— START —

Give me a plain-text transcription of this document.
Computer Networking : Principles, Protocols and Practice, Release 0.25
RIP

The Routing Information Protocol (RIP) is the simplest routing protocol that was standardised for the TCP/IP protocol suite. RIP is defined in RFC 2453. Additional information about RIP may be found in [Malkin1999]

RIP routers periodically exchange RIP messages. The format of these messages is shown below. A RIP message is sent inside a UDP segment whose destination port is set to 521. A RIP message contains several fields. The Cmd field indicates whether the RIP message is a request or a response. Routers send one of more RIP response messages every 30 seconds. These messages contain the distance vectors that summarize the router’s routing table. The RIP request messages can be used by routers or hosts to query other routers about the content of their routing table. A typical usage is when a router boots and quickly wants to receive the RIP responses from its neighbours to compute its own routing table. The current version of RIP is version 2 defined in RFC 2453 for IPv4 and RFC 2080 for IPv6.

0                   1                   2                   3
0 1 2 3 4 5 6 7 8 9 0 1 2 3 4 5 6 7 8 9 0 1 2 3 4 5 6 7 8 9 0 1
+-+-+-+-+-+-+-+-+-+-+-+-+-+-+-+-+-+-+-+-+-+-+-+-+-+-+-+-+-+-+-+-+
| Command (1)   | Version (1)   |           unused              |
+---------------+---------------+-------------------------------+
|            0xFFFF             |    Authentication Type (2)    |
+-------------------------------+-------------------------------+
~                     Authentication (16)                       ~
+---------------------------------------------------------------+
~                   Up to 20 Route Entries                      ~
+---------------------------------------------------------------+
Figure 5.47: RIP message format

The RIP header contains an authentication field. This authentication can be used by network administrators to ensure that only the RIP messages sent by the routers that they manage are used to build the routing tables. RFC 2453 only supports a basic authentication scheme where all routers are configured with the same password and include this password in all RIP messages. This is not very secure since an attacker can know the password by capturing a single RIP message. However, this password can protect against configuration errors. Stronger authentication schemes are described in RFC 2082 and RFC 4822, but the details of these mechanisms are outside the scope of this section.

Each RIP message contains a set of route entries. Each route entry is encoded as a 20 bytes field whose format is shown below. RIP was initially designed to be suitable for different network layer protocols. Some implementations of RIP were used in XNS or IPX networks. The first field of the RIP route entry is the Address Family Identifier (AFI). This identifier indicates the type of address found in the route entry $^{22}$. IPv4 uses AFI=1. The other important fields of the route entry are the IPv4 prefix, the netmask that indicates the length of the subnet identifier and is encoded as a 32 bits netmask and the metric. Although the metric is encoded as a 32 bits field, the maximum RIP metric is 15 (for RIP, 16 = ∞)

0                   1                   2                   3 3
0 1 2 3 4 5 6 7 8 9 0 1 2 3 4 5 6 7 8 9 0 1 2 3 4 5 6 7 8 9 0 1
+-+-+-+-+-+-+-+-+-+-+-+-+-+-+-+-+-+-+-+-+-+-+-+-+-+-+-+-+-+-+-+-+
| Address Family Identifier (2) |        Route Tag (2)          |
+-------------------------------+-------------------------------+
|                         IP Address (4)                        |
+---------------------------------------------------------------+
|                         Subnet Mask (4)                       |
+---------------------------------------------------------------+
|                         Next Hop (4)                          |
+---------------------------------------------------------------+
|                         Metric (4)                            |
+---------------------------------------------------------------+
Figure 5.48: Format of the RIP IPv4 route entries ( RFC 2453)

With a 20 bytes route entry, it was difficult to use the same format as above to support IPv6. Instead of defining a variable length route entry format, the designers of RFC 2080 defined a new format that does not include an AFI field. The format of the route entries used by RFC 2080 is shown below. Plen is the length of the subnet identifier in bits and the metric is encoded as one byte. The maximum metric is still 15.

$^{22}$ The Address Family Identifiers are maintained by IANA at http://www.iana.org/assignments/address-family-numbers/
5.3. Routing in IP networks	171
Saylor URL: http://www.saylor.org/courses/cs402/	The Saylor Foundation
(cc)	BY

— END —

● **Exercise**:
Your task is to repeat each line of the material exactly.

● **Task response**:
Give me a plain-text transcription of this document.
Computer Networking : Principles, Protocols and Practice, Release 0.25
RIP

The Routing Information Protocol (RIP) is the simplest routing protocol that was standardised for the TCP/IP protocol suite. RIP is defined in RFC 2453. Additional information about RIP may be found in [Malkin1999]

RIP routers periodically exchange RIP messages. The format of these messages is shown below. A RIP message is sent inside a UDP segment whose destination port is set to 521. A RIP message contains several fields. The Cmd field indicates whether the RIP message is a request or a response. Routers send one of more RIP response messages every 30 seconds. These messages contain the distance vectors that summarize the router’s routing table. The RIP request messages can be used by routers or hosts to query other routers about the content of their routing table. A typical usage is when a router boots and quickly wants to receive the RIP responses from its neighbours to compute its own routing table. The current version of RIP is version 2 defined in RFC 2453 for IPv4 and RFC 2080 for IPv6.

0                   1                   2                   3
0 1 2 3 4 5 6 7 8 9 0 1 2 3 4 5 6 7 8 9 0 1 2 3 4 5 6 7 8 9 0 1
+-+-+-+-+-+-+-+-+-+-+-+-+-+-+-+-+-+-+-+-+-+-+-+-+-+-+-+-+-+-+-+-+
| Command (1)   | Version (1)   |           unused              |
+---------------+---------------+-------------------------------+
|            0xFFFF             |    Authentication Type (2)    |
+-------------------------------+-------------------------------+
~                     Authentication (16)                       ~
+---------------------------------------------------------------+
~                   Up to 20 Route Entries                      ~
+---------------------------------------------------------------+
Figure 5.47: RIP message format

The RIP header contains an authentication field. This authentication can be used by network administrators to ensure that only the RIP messages sent by the routers that they manage are used to build the routing tables. RFC 2453 only supports a basic authentication scheme where all routers are configured with the same password and include this password in all RIP messages. This is not very secure since an attacker can know the password by capturing a single RIP message. However, this password can protect against configuration errors. Stronger authentication schemes are described in RFC 2082 and RFC 4822, but the details of these mechanisms are outside the scope of this section.

Each RIP message contains a set of route entries. Each route entry is encoded as a 20 bytes field whose format is shown below. RIP was initially designed to be suitable for different network layer protocols. Some implementations of RIP were used in XNS or IPX networks. The first field of the RIP route entry is the Address Family Identifier (AFI). This identifier indicates the type of address found in the route entry $^{22}$. IPv4 uses AFI=1. The other important fields of the route entry are the IPv4 prefix, the netmask that indicates the length of the subnet identifier and is encoded as a 32 bits netmask and the metric. Although the metric is encoded as a 32 bits field, the maximum RIP metric is 15 (for RIP, 16 = ∞)

0                   1                   2                   3 3
0 1 2 3 4 5 6 7 8 9 0 1 2 3 4 5 6 7 8 9 0 1 2 3 4 5 6 7 8 9 0 1
+-+-+-+-+-+-+-+-+-+-+-+-+-+-+-+-+-+-+-+-+-+-+-+-+-+-+-+-+-+-+-+-+
| Address Family Identifier (2) |        Route Tag (2)          |
+-------------------------------+-------------------------------+
|                         IP Address (4)                        |
+---------------------------------------------------------------+
|                         Subnet Mask (4)                       |
+---------------------------------------------------------------+
|                         Next Hop (4)                          |
+---------------------------------------------------------------+
|                         Metric (4)                            |
+---------------------------------------------------------------+
Figure 5.48: Format of the RIP IPv4 route entries ( RFC 2453)

With a 20 bytes route entry, it was difficult to use the same format as above to support IPv6. Instead of defining a variable length route entry format, the designers of RFC 2080 defined a new format that does not include an AFI field. The format of the route entries used by RFC 2080 is shown below. Plen is the length of the subnet identifier in bits and the metric is encoded as one byte. The maximum metric is still 15.

$^{22}$ The Address Family Identifiers are maintained by IANA at http://www.iana.org/assignments/address-family-numbers/
5.3. Routing in IP networks	171
Saylor URL: http://www.saylor.org/courses/cs402/	The Saylor Foundation
(cc)	BY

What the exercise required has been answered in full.